→ DOCUMENT TEXT:

◆ ◆ ◆ ◆ ◆

On a final note, in case it hasn't been done yet, I'd like to propose 
`Gatherers.concat(Stream<T> stream)`. The current `Stream::concat` doesn't 
allow fluent/readable concatenation of multiple streams.

> Getting rid of the rawtypes in Value could be done, at any point since it 
> isn't exposed to user code. I'll keep this in mind for any upcoming 
> maintenance 👍
>
> Keep the feedback coming 🙂
>
> Cheers,
>
> √

Kind regards,
Anthony

> **Viktor Klang**
> Software Architect, Java Platform Group
>
> Oracle
>
> ⎯⎯⎯⎯⎯⎯⎯⎯⎯⎯⎯⎯⎯⎯⎯⎯⎯⎯⎯⎯⎯⎯⎯⎯⎯⎯⎯⎯⎯⎯⎯⎯⎯⎯⎯⎯⎯⎯⎯⎯⎯⎯⎯⎯⎯⎯⎯⎯⎯⎯⎯⎯⎯⎯⎯⎯⎯⎯⎯⎯⎯⎯⎯⎯
>
> **From:** Anthony Vanelverdinghe <d...@anthonyv.be>
> **Sent:** Tuesday, 13 August 2024 18:32
> **To:** Viktor Klang <viktor.kl...@oracle.com>; core-libs-dev@openjdk.org 
> <core-libs-dev@openjdk.org>
> **Subject:** [External] : Re: Stream Gatherers (JEP 473) feedback
>
>
> Hi Viktor
>
> Your previous response inspired me to experiment some more with Gatherers
>
> As a result I'd like to make a couple propositions:
>
> * add an additional type parameter.

◆ ◆ ◆ ◆ ◆

→ DESCRIPTION OF THE TASK:
In the Stream Gatherers thread above, what shortcoming of the current `Stream::concat` is cited as the motivation for the proposed `Gatherers.concat(Stream<T> stream)`?

◆ ◆ ◆ ◆ ◆

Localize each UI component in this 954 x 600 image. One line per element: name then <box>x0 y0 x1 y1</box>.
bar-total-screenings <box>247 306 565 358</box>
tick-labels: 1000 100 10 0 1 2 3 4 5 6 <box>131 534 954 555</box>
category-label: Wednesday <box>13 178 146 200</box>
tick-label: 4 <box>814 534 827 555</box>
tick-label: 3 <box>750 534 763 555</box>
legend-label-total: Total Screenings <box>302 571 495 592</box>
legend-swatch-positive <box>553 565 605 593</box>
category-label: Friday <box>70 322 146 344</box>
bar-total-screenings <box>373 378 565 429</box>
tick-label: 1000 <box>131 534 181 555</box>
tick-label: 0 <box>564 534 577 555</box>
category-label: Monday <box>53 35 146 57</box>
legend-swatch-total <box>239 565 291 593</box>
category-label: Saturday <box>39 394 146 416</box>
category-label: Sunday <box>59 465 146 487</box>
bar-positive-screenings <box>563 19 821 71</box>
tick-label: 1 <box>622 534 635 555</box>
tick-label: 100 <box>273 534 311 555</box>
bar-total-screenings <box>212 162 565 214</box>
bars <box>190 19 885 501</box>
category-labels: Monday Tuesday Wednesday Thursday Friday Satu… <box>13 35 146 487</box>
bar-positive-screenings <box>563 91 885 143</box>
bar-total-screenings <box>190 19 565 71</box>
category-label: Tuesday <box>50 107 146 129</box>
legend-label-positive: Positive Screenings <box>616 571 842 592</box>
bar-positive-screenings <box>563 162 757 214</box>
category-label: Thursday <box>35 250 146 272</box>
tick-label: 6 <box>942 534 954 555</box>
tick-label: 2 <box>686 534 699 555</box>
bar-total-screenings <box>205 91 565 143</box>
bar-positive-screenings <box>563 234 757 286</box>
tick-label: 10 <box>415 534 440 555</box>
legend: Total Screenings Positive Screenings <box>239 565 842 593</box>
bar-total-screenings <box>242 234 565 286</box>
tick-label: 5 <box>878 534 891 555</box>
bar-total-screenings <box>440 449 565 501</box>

◆ ◆ ◆ ◆ ◆

→ RESULT:
It does not allow fluent or readable concatenation of multiple streams.